American federal administrator (born 1959)

William Craig Fugate (born May 14, 1959) is the former administrator of the Federal Emergency Management Agency. As director for the Florida Emergency Management Division, he oversaw the "Big 4 of '04" and as the administrator for the Federal Emergency Management Agency, he organized recovery efforts for a record of eighty-seven disasters in 2011.

==Early life==
Fugate was born at Jacksonville Naval Air Station to William Roland Fugate, a senior chief petty officer in the U.S. Navy, and Carol Charlotte Fugate. In 1970 at the age of 11 he lost his mother, and then his father in 1974 at the age of 16. He attended high school at Santa Fe High School and trained as a volunteer firefighter, then attended fire college and paramedic school at Santa Fe College, began a job as an emergency paramedic and eventually rising to the rank of lieutenant with Alachua County Fire Rescue.

==Career==

===Emergency administrator===
Beginning in 1987, he served for 10 years as an emergency manager for Alachua County before moving up to the state level as deputy director for the Florida Emergency Management Division and then became director in 2001 under Florida Republican governor Jeb Bush. The appointment from the opposing party was considered a favorable indication of the respect Fugate's career had earned. As director, he coordinated the state's response to Hurricane Charley, Hurricane Frances, Hurricane Ivan, and Hurricane Jeanne in 2004 and Hurricane Dennis, Hurricane Katrina, and Hurricane Wilma in 2005. He was criticized for the lack of ice, water, and other supplies distributed after Hurricane Wilma despite his warnings to those staying in the area to stock up on three days' worth of supplies. He was awarded the National Guard Association of Florida Hall of Fame in 2006.

- _INFORMATION SHOWN_
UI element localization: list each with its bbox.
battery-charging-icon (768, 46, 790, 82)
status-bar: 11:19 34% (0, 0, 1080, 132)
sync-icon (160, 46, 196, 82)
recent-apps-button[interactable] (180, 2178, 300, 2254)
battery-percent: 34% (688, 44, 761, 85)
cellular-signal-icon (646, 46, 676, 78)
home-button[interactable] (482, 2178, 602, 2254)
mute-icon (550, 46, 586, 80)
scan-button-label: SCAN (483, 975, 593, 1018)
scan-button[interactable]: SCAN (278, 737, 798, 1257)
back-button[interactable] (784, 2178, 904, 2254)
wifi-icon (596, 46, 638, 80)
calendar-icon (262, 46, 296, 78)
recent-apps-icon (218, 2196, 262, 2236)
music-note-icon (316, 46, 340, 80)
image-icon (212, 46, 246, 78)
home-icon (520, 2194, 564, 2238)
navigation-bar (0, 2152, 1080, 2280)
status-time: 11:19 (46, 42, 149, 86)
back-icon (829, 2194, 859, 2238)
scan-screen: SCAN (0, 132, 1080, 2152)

- _TASK BRIEF_
In the Fugate biography, turn the paragraph beginning "Fugate was born at Jacksonville Naval Air Station" into a short bulleted list of its main facts.

- _COMPLETED EXERCISE_
- Born at Jacksonville Naval Air Station to William Roland Fugate, a U.S. Navy senior chief petty officer, and Carol Charlotte Fugate
- Lost his mother in 1970 at age 11 and his father in 1974 at age 16
- Attended Santa Fe High School and trained as a volunteer firefighter
- Attended fire college and paramedic school at Santa Fe College
- Worked as an emergency paramedic, eventually becoming a lieutenant with Alachua County Fire Rescue